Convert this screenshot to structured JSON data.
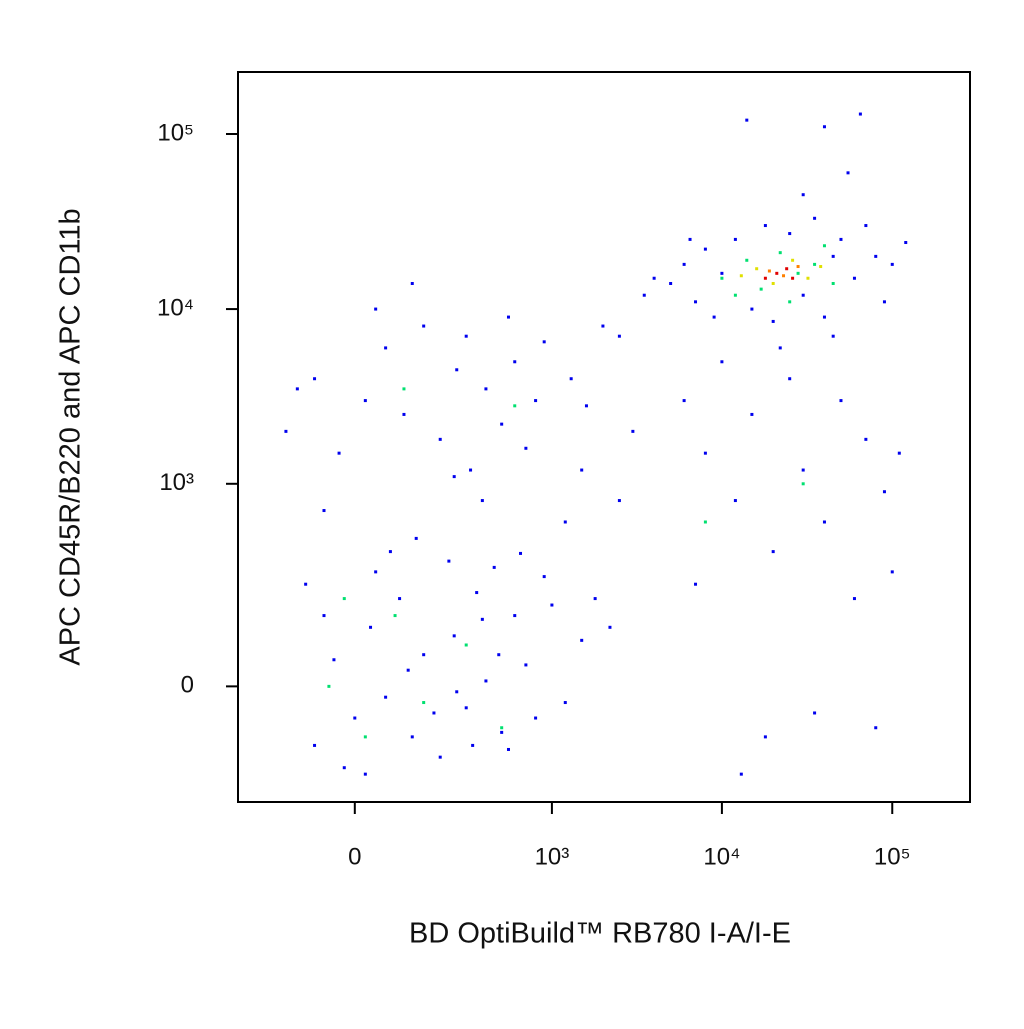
{
  "chart_data": {
    "type": "scatter",
    "xscale": "asinh",
    "yscale": "asinh",
    "x_label": "BD OptiBuild™ RB780 I-A/I-E",
    "y_label": "APC CD45R/B220 and APC CD11b",
    "xlim": [
      -325,
      286000
    ],
    "ylim": [
      -305,
      226000
    ],
    "xticks": [
      0,
      {
        "value": 1000,
        "label": "10³"
      },
      {
        "value": 10000,
        "label": "10⁴"
      },
      {
        "value": 100000,
        "label": "10⁵"
      }
    ],
    "yticks": [
      0,
      {
        "value": 1000,
        "label": "10³"
      },
      {
        "value": 10000,
        "label": "10⁴"
      },
      {
        "value": 100000,
        "label": "10⁵"
      }
    ],
    "series": [
      {
        "color": "#0000ee",
        "x": [
          -80,
          -40,
          0,
          30,
          60,
          90,
          120,
          150,
          200,
          250,
          300,
          350,
          400,
          500,
          600,
          700,
          800,
          1000,
          1200,
          1500,
          -100,
          -20,
          40,
          180,
          450,
          550,
          900,
          1800,
          70,
          -60,
          130,
          260,
          380,
          650,
          2200,
          20,
          110,
          230,
          330,
          480,
          -150,
          -80,
          -30,
          20,
          60,
          100,
          150,
          200,
          260,
          320,
          400,
          500,
          600,
          700,
          800,
          -120,
          40,
          120,
          300,
          550,
          900,
          1300,
          1600,
          2000,
          250,
          -60,
          380,
          1200,
          1500,
          2500,
          3000,
          2500,
          3500,
          5000,
          6000,
          7000,
          8000,
          9000,
          10000,
          12000,
          15000,
          18000,
          20000,
          25000,
          30000,
          35000,
          40000,
          50000,
          60000,
          70000,
          80000,
          100000,
          120000,
          45000,
          14000,
          40000,
          65000,
          30000,
          55000,
          6500,
          90000,
          4000,
          6000,
          8000,
          10000,
          12000,
          15000,
          20000,
          25000,
          30000,
          40000,
          50000,
          60000,
          70000,
          90000,
          100000,
          7000,
          18000,
          35000,
          110000,
          13000,
          80000,
          45000,
          22000
        ],
        "values": [
          -120,
          50,
          -60,
          120,
          -20,
          200,
          -100,
          60,
          -150,
          100,
          -40,
          220,
          10,
          -90,
          150,
          40,
          -60,
          180,
          -30,
          90,
          250,
          -180,
          300,
          -50,
          320,
          -130,
          280,
          200,
          400,
          150,
          480,
          -10,
          140,
          390,
          120,
          -200,
          30,
          350,
          -120,
          60,
          2000,
          4000,
          1500,
          3000,
          6000,
          2500,
          8000,
          1800,
          4500,
          1200,
          3500,
          2200,
          5000,
          1600,
          3000,
          3500,
          10000,
          14000,
          7000,
          9000,
          6500,
          4000,
          2800,
          8000,
          1100,
          700,
          800,
          600,
          1200,
          800,
          2000,
          7000,
          12000,
          14000,
          18000,
          11000,
          22000,
          9000,
          16000,
          25000,
          10000,
          30000,
          8500,
          27000,
          12000,
          33000,
          9000,
          25000,
          15000,
          30000,
          20000,
          18000,
          24000,
          20000,
          120000,
          110000,
          130000,
          45000,
          60000,
          25000,
          11000,
          15000,
          3000,
          1500,
          5000,
          800,
          2500,
          400,
          4000,
          1200,
          600,
          3000,
          200,
          1800,
          900,
          300,
          250,
          -100,
          -50,
          1500,
          -200,
          -80,
          7000,
          6000
        ]
      },
      {
        "color": "#00e070",
        "x": [
          -50,
          20,
          80,
          150,
          300,
          -20,
          500,
          10000,
          14000,
          17000,
          22000,
          28000,
          35000,
          45000,
          12000,
          25000,
          40000,
          600,
          100,
          30000,
          8000
        ],
        "values": [
          0,
          -100,
          150,
          -30,
          80,
          200,
          -80,
          15000,
          19000,
          13000,
          21000,
          16000,
          18000,
          14000,
          12000,
          11000,
          23000,
          2800,
          3500,
          1000,
          600
        ]
      },
      {
        "color": "#e0e000",
        "x": [
          16000,
          20000,
          26000,
          32000,
          13000,
          38000
        ],
        "values": [
          17000,
          14000,
          19000,
          15000,
          15500,
          17500
        ]
      },
      {
        "color": "#ff8000",
        "x": [
          19000,
          23000,
          28000
        ],
        "values": [
          16500,
          15500,
          17500
        ]
      },
      {
        "color": "#e00000",
        "x": [
          21000,
          24000,
          18000,
          26000
        ],
        "values": [
          16000,
          17000,
          15000,
          15000
        ]
      }
    ]
  }
}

**YOUR GOAL**
In your copy, repeat each record exactly and include no pictures.

**FINISHED TASK**
Convert this screenshot to structured JSON data.
{
  "chart_data": {
    "type": "scatter",
    "xscale": "asinh",
    "yscale": "asinh",
    "x_label": "BD OptiBuild™ RB780 I-A/I-E",
    "y_label": "APC CD45R/B220 and APC CD11b",
    "xlim": [
      -325,
      286000
    ],
    "ylim": [
      -305,
      226000
    ],
    "xticks": [
      0,
      {
        "value": 1000,
        "label": "10³"
      },
      {
        "value": 10000,
        "label": "10⁴"
      },
      {
        "value": 100000,
        "label": "10⁵"
      }
    ],
    "yticks": [
      0,
      {
        "value": 1000,
        "label": "10³"
      },
      {
        "value": 10000,
        "label": "10⁴"
      },
      {
        "value": 100000,
        "label": "10⁵"
      }
    ],
    "series": [
      {
        "color": "#0000ee",
        "x": [
          -80,
          -40,
          0,
          30,
          60,
          90,
          120,
          150,
          200,
          250,
          300,
          350,
          400,
          500,
          600,
          700,
          800,
          1000,
          1200,
          1500,
          -100,
          -20,
          40,
          180,
          450,
          550,
          900,
          1800,
          70,
          -60,
          130,
          260,
          380,
          650,
          2200,
          20,
          110,
          230,
          330,
          480,
          -150,
          -80,
          -30,
          20,
          60,
          100,
          150,
          200,
          260,
          320,
          400,
          500,
          600,
          700,
          800,
          -120,
          40,
          120,
          300,
          550,
          900,
          1300,
          1600,
          2000,
          250,
          -60,
          380,
          1200,
          1500,
          2500,
          3000,
          2500,
          3500,
          5000,
          6000,
          7000,
          8000,
          9000,
          10000,
          12000,
          15000,
          18000,
          20000,
          25000,
          30000,
          35000,
          40000,
          50000,
          60000,
          70000,
          80000,
          100000,
          120000,
          45000,
          14000,
          40000,
          65000,
          30000,
          55000,
          6500,
          90000,
          4000,
          6000,
          8000,
          10000,
          12000,
          15000,
          20000,
          25000,
          30000,
          40000,
          50000,
          60000,
          70000,
          90000,
          100000,
          7000,
          18000,
          35000,
          110000,
          13000,
          80000,
          45000,
          22000
        ],
        "values": [
          -120,
          50,
          -60,
          120,
          -20,
          200,
          -100,
          60,
          -150,
          100,
          -40,
          220,
          10,
          -90,
          150,
          40,
          -60,
          180,
          -30,
          90,
          250,
          -180,
          300,
          -50,
          320,
          -130,
          280,
          200,
          400,
          150,
          480,
          -10,
          140,
          390,
          120,
          -200,
          30,
          350,
          -120,
          60,
          2000,
          4000,
          1500,
          3000,
          6000,
          2500,
          8000,
          1800,
          4500,
          1200,
          3500,
          2200,
          5000,
          1600,
          3000,
          3500,
          10000,
          14000,
          7000,
          9000,
          6500,
          4000,
          2800,
          8000,
          1100,
          700,
          800,
          600,
          1200,
          800,
          2000,
          7000,
          12000,
          14000,
          18000,
          11000,
          22000,
          9000,
          16000,
          25000,
          10000,
          30000,
          8500,
          27000,
          12000,
          33000,
          9000,
          25000,
          15000,
          30000,
          20000,
          18000,
          24000,
          20000,
          120000,
          110000,
          130000,
          45000,
          60000,
          25000,
          11000,
          15000,
          3000,
          1500,
          5000,
          800,
          2500,
          400,
          4000,
          1200,
          600,
          3000,
          200,
          1800,
          900,
          300,
          250,
          -100,
          -50,
          1500,
          -200,
          -80,
          7000,
          6000
        ]
      },
      {
        "color": "#00e070",
        "x": [
          -50,
          20,
          80,
          150,
          300,
          -20,
          500,
          10000,
          14000,
          17000,
          22000,
          28000,
          35000,
          45000,
          12000,
          25000,
          40000,
          600,
          100,
          30000,
          8000
        ],
        "values": [
          0,
          -100,
          150,
          -30,
          80,
          200,
          -80,
          15000,
          19000,
          13000,
          21000,
          16000,
          18000,
          14000,
          12000,
          11000,
          23000,
          2800,
          3500,
          1000,
          600
        ]
      },
      {
        "color": "#e0e000",
        "x": [
          16000,
          20000,
          26000,
          32000,
          13000,
          38000
        ],
        "values": [
          17000,
          14000,
          19000,
          15000,
          15500,
          17500
        ]
      },
      {
        "color": "#ff8000",
        "x": [
          19000,
          23000,
          28000
        ],
        "values": [
          16500,
          15500,
          17500
        ]
      },
      {
        "color": "#e00000",
        "x": [
          21000,
          24000,
          18000,
          26000
        ],
        "values": [
          16000,
          17000,
          15000,
          15000
        ]
      }
    ]
  }
}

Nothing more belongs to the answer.